- _TO DO_
All the entries need to be quoted exactly, apart from the pictures, which you should drop.

- _SUPPLIED MATERIAL_

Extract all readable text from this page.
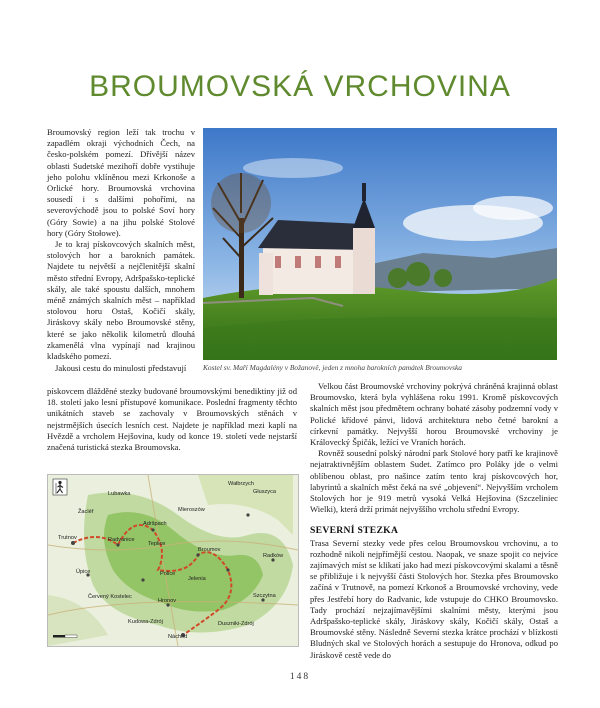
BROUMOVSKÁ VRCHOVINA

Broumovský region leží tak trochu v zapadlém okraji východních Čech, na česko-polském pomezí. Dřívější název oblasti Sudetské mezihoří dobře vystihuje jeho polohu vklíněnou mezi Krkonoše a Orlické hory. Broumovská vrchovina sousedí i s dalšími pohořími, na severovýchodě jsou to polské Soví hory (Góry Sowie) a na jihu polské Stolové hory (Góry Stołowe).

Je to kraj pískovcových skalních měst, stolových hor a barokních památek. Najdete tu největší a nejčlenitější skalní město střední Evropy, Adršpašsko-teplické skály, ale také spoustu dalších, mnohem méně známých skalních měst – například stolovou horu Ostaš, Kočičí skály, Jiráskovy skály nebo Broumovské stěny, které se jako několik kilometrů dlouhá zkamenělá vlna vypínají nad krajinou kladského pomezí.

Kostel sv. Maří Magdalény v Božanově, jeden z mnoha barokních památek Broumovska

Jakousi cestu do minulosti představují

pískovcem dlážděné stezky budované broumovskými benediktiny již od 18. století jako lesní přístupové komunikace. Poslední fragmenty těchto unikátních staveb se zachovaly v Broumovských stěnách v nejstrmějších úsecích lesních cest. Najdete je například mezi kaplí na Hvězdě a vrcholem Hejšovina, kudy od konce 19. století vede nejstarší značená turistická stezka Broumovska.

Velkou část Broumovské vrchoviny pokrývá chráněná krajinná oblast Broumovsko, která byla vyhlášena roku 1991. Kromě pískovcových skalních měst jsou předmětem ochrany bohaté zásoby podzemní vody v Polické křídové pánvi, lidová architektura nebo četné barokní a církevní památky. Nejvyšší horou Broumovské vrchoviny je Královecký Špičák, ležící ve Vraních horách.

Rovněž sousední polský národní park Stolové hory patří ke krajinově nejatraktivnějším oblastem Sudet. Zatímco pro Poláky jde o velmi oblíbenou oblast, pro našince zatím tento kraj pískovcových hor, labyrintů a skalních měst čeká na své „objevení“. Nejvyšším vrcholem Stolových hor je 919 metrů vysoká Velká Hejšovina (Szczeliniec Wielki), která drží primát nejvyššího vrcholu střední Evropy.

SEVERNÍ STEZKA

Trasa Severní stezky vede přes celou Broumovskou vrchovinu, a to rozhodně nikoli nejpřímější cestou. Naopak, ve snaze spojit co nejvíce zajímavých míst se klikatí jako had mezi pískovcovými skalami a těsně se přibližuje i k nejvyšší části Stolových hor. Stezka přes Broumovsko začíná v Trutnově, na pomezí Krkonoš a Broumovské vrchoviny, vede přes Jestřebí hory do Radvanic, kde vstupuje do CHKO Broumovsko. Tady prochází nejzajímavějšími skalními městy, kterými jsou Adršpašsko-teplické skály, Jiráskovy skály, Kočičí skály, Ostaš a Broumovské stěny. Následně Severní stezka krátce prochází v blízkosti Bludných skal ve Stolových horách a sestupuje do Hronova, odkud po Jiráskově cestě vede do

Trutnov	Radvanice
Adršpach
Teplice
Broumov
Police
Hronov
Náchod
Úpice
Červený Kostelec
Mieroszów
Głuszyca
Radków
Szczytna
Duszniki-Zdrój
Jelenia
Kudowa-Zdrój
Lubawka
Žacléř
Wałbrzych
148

- _RESULT BELOW_
Extract all readable text from this page.
BROUMOVSKÁ VRCHOVINA

Broumovský region leží tak trochu v zapadlém okraji východních Čech, na česko-polském pomezí. Dřívější název oblasti Sudetské mezihoří dobře vystihuje jeho polohu vklíněnou mezi Krkonoše a Orlické hory. Broumovská vrchovina sousedí i s dalšími pohořími, na severovýchodě jsou to polské Soví hory (Góry Sowie) a na jihu polské Stolové hory (Góry Stołowe).

Je to kraj pískovcových skalních měst, stolových hor a barokních památek. Najdete tu největší a nejčlenitější skalní město střední Evropy, Adršpašsko-teplické skály, ale také spoustu dalších, mnohem méně známých skalních měst – například stolovou horu Ostaš, Kočičí skály, Jiráskovy skály nebo Broumovské stěny, které se jako několik kilometrů dlouhá zkamenělá vlna vypínají nad krajinou kladského pomezí.

Kostel sv. Maří Magdalény v Božanově, jeden z mnoha barokních památek Broumovska

Jakousi cestu do minulosti představují

pískovcem dlážděné stezky budované broumovskými benediktiny již od 18. století jako lesní přístupové komunikace. Poslední fragmenty těchto unikátních staveb se zachovaly v Broumovských stěnách v nejstrmějších úsecích lesních cest. Najdete je například mezi kaplí na Hvězdě a vrcholem Hejšovina, kudy od konce 19. století vede nejstarší značená turistická stezka Broumovska.

Velkou část Broumovské vrchoviny pokrývá chráněná krajinná oblast Broumovsko, která byla vyhlášena roku 1991. Kromě pískovcových skalních měst jsou předmětem ochrany bohaté zásoby podzemní vody v Polické křídové pánvi, lidová architektura nebo četné barokní a církevní památky. Nejvyšší horou Broumovské vrchoviny je Královecký Špičák, ležící ve Vraních horách.

Rovněž sousední polský národní park Stolové hory patří ke krajinově nejatraktivnějším oblastem Sudet. Zatímco pro Poláky jde o velmi oblíbenou oblast, pro našince zatím tento kraj pískovcových hor, labyrintů a skalních měst čeká na své „objevení“. Nejvyšším vrcholem Stolových hor je 919 metrů vysoká Velká Hejšovina (Szczeliniec Wielki), která drží primát nejvyššího vrcholu střední Evropy.

SEVERNÍ STEZKA

Trasa Severní stezky vede přes celou Broumovskou vrchovinu, a to rozhodně nikoli nejpřímější cestou. Naopak, ve snaze spojit co nejvíce zajímavých míst se klikatí jako had mezi pískovcovými skalami a těsně se přibližuje i k nejvyšší části Stolových hor. Stezka přes Broumovsko začíná v Trutnově, na pomezí Krkonoš a Broumovské vrchoviny, vede přes Jestřebí hory do Radvanic, kde vstupuje do CHKO Broumovsko. Tady prochází nejzajímavějšími skalními městy, kterými jsou Adršpašsko-teplické skály, Jiráskovy skály, Kočičí skály, Ostaš a Broumovské stěny. Následně Severní stezka krátce prochází v blízkosti Bludných skal ve Stolových horách a sestupuje do Hronova, odkud po Jiráskově cestě vede do

Trutnov	Radvanice
Adršpach
Teplice
Broumov
Police
Hronov
Náchod
Úpice
Červený Kostelec
Mieroszów
Głuszyca
Radków
Szczytna
Duszniki-Zdrój
Jelenia
Kudowa-Zdrój
Lubawka
Žacléř
Wałbrzych
148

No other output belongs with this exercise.